#### [Given task]
Tally all lines containing the word "below". Give the number alone.
↓
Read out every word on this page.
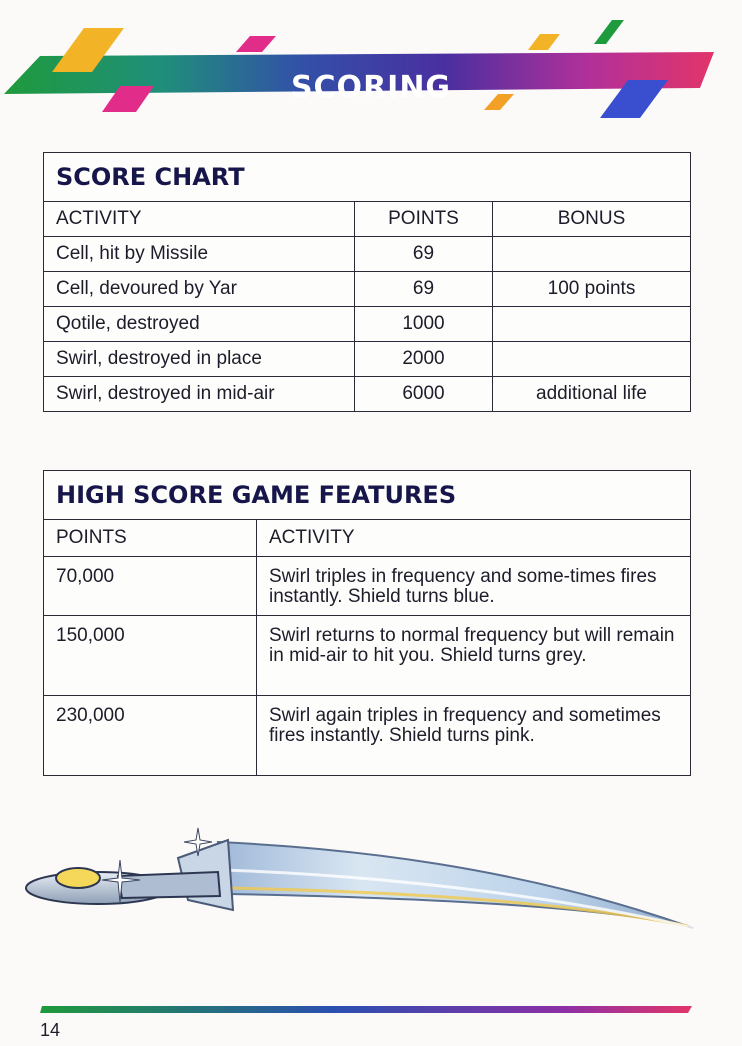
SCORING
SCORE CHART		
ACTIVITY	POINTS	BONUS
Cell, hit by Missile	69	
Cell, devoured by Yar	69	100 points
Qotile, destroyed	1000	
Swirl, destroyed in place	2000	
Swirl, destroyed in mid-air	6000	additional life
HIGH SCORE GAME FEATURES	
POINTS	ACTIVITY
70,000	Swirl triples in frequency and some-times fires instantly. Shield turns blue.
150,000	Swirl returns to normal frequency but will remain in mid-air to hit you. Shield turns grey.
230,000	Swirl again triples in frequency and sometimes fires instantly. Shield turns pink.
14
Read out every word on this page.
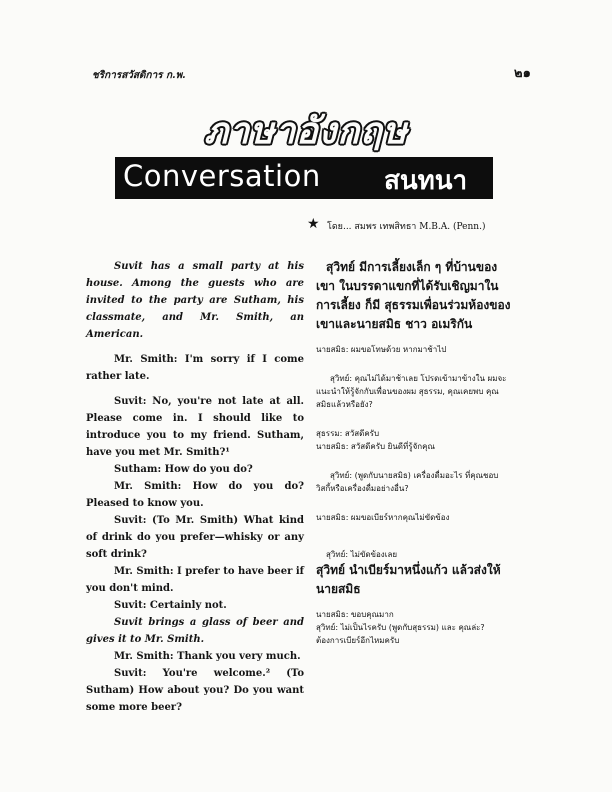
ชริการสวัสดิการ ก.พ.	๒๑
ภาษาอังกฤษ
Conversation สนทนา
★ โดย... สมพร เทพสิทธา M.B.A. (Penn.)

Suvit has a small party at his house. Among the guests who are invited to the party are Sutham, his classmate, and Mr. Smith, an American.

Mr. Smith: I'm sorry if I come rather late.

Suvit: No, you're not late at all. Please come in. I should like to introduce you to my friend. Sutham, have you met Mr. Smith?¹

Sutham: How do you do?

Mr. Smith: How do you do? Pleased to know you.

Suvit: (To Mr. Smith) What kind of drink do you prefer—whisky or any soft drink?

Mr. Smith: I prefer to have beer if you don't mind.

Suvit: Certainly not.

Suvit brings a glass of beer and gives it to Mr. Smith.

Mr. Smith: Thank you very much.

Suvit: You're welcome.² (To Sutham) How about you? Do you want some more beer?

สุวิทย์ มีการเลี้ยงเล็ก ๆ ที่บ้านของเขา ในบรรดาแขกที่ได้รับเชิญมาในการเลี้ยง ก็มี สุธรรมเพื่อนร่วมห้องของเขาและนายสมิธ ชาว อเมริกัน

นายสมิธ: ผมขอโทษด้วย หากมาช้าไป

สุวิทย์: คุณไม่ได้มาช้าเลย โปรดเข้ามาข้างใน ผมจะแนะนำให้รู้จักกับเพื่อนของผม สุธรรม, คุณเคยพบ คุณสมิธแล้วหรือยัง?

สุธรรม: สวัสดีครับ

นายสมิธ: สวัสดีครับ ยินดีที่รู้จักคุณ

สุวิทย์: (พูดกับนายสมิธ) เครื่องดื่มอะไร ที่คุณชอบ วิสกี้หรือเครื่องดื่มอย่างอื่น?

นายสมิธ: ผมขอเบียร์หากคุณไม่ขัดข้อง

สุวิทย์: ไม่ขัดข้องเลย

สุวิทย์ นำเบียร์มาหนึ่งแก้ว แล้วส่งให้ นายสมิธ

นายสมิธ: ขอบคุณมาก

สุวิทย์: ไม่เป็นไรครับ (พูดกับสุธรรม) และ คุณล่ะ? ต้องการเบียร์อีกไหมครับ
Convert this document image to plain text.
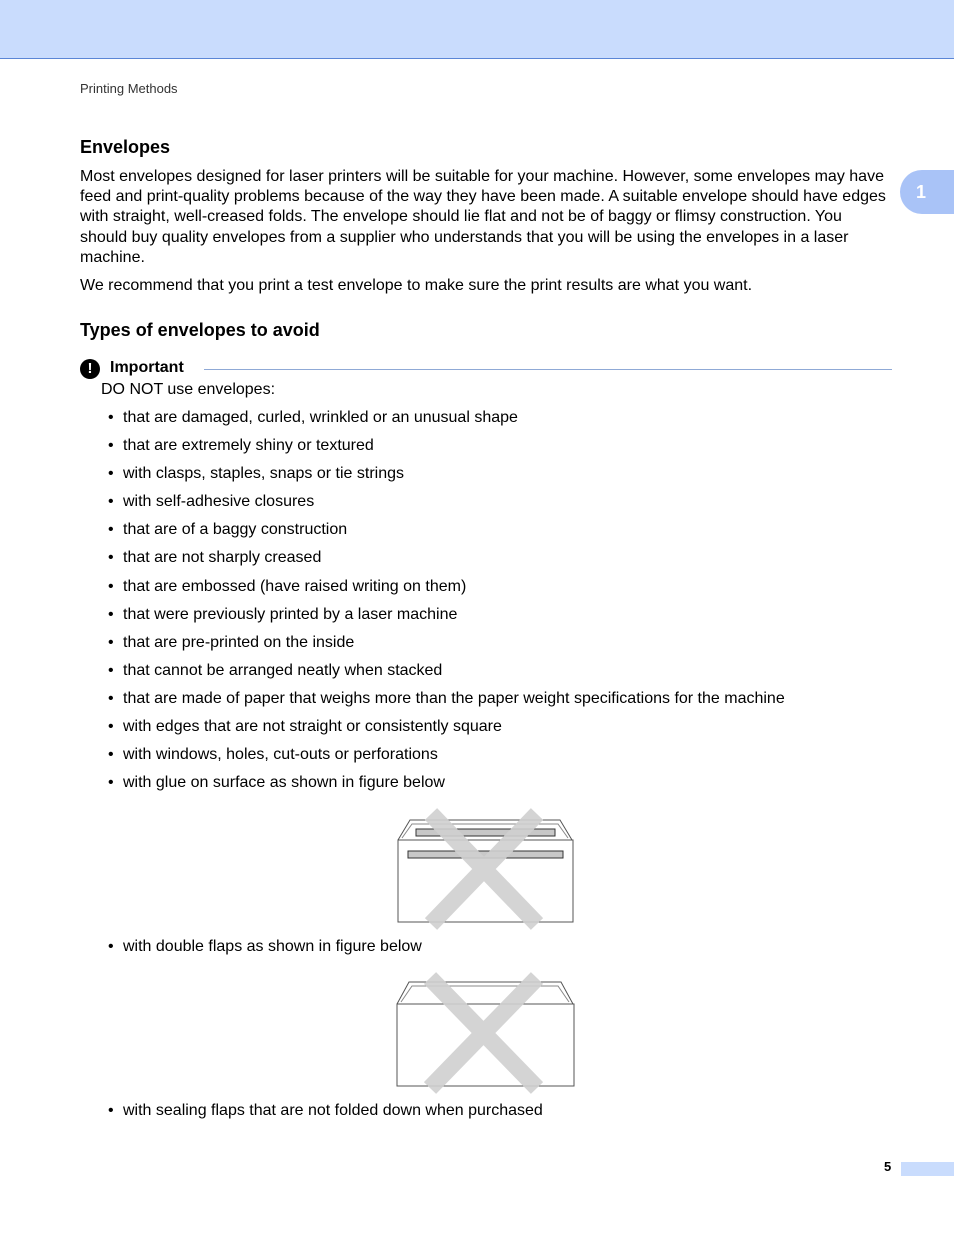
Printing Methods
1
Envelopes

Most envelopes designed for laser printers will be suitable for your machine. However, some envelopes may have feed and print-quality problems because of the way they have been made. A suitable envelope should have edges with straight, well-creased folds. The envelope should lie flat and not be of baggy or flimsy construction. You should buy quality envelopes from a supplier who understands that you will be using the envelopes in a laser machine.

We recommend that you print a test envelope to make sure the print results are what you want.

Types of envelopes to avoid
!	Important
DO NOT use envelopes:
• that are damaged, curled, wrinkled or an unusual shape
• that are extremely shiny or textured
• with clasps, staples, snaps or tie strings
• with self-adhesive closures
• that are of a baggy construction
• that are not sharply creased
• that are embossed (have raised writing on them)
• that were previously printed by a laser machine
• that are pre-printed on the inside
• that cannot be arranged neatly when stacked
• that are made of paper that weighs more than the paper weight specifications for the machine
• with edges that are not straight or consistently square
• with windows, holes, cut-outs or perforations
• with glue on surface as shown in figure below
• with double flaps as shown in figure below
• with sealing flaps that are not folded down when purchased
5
↑
↓
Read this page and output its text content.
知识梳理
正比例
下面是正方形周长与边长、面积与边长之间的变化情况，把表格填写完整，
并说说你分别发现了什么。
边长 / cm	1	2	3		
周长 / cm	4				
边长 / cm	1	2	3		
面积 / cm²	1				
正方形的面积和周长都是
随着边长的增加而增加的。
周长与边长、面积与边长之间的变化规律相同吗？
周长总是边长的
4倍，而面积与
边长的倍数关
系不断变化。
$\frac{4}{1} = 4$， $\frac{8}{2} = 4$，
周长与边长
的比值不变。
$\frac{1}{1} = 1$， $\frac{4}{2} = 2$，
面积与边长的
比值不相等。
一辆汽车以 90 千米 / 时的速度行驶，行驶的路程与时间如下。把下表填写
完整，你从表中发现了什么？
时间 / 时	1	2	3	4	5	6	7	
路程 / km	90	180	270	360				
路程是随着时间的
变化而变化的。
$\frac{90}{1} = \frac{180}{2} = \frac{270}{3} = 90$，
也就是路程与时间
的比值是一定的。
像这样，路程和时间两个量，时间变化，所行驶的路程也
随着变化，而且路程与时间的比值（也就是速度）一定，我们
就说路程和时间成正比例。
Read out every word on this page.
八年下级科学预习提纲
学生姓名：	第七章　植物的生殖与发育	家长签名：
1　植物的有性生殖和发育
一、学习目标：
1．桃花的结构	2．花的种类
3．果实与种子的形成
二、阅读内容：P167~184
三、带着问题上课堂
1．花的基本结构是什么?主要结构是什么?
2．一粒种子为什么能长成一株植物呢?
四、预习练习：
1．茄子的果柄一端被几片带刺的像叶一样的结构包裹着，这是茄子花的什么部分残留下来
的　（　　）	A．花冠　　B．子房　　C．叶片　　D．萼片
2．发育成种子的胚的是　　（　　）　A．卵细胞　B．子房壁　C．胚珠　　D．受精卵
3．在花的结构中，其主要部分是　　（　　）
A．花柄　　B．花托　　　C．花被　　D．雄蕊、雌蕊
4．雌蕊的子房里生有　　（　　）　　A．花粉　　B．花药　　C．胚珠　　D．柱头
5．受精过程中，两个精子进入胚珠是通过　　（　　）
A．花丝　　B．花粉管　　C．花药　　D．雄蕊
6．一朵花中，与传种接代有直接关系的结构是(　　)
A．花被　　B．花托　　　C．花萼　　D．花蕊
↑
#### [Full solution]
2